WRITTEN INSTRUCTION:
Within the listing below, locate all lines containing the word "Tipo". Copy each one.

▼

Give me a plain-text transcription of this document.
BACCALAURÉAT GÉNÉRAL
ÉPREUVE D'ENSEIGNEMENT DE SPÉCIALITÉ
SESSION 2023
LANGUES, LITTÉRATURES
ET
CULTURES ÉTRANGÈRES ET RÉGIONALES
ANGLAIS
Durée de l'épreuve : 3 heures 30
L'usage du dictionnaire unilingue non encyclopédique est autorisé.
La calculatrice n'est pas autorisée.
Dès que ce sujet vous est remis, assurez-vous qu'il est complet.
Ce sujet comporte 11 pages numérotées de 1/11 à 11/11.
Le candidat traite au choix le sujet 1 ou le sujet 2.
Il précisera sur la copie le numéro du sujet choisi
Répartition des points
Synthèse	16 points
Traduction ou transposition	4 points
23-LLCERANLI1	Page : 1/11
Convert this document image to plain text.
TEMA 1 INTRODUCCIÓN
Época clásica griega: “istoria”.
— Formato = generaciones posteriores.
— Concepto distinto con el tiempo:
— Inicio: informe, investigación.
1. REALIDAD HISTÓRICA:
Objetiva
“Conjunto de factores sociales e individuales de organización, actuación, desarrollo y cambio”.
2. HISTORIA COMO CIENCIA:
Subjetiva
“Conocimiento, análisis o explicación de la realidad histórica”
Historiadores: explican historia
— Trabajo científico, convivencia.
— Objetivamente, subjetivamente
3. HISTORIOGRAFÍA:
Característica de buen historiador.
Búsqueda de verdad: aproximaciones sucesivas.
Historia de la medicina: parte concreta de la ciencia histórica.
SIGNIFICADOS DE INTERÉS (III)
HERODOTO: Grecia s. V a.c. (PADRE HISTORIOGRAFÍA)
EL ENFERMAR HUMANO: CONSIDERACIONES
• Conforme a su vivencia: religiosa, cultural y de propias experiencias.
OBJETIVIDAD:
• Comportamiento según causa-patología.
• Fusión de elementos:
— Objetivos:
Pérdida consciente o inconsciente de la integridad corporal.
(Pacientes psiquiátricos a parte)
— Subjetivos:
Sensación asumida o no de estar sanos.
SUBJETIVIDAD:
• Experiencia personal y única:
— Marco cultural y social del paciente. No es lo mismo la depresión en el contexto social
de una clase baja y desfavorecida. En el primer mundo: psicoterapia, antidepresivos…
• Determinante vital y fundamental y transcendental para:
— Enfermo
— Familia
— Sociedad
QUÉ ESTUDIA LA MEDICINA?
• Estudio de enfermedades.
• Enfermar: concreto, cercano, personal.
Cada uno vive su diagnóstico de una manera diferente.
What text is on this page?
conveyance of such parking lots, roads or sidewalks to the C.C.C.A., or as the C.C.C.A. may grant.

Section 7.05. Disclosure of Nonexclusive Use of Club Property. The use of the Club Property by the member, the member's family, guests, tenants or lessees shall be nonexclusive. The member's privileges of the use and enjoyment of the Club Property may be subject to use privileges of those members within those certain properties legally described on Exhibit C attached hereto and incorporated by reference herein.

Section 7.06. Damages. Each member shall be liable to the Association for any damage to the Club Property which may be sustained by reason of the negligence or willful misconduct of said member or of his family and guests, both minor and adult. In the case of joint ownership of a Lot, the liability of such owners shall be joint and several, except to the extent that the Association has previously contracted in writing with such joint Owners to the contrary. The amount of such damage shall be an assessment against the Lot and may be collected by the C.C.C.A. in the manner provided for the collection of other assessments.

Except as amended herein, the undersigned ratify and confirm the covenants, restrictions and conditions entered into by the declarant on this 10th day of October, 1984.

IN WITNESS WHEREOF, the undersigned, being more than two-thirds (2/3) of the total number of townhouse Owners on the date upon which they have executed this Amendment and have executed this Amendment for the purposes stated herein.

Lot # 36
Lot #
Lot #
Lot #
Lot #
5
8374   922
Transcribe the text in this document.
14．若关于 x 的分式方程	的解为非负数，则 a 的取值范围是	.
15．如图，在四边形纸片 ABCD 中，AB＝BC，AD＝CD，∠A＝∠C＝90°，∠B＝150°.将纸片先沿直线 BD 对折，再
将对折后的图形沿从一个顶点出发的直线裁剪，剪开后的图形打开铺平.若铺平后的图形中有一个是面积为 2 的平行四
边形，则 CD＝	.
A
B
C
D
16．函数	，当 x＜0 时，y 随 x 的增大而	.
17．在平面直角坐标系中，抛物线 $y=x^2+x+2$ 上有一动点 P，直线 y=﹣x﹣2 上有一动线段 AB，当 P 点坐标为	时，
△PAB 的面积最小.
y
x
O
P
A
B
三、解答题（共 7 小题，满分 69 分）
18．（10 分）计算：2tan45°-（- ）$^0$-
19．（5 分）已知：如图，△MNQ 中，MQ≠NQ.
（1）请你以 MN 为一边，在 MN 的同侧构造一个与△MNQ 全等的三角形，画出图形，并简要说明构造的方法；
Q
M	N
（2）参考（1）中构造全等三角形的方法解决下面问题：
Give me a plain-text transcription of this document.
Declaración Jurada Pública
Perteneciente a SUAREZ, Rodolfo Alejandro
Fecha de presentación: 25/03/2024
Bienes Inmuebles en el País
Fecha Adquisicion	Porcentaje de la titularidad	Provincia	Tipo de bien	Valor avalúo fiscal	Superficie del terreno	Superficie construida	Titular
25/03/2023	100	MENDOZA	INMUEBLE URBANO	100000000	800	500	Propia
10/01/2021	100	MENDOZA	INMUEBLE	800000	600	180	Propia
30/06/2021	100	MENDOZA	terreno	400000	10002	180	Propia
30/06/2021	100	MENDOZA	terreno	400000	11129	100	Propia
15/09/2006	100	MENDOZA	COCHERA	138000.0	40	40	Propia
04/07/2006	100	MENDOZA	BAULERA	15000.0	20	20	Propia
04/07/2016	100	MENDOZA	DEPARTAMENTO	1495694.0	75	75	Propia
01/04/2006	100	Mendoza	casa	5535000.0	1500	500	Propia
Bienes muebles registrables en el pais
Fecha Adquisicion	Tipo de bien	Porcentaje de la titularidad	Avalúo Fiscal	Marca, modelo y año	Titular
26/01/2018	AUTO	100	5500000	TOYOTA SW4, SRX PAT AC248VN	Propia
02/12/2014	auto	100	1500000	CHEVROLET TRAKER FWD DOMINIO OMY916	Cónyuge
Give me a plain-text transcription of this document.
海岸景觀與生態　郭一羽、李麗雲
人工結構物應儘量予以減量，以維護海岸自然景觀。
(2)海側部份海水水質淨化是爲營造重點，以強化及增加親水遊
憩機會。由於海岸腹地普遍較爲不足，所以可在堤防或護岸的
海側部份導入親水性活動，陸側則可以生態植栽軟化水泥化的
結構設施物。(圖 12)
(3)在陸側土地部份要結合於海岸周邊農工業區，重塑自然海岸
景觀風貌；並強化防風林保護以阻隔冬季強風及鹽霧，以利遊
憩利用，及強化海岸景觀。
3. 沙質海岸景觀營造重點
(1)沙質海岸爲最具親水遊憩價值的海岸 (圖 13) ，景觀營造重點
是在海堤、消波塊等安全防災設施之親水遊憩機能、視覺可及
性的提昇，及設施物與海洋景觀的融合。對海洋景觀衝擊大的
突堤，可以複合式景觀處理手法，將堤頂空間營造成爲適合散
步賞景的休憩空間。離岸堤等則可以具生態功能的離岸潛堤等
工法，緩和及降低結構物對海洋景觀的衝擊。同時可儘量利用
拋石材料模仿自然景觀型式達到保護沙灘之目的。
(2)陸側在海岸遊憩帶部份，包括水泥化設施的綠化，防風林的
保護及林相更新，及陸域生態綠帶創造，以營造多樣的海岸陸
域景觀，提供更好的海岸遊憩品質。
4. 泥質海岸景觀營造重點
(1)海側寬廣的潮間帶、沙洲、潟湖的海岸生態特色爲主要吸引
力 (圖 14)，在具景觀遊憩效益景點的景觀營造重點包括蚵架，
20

▲

EXERCISE SOLUTION:
Fecha Adquisicion	Porcentaje de la titularidad	Provincia	Tipo de bien	Valor avalúo fiscal	Superficie del terreno	Superficie construida	Titular
Fecha Adquisicion	Tipo de bien	Porcentaje de la titularidad	Avalúo Fiscal	Marca, modelo y año	Titular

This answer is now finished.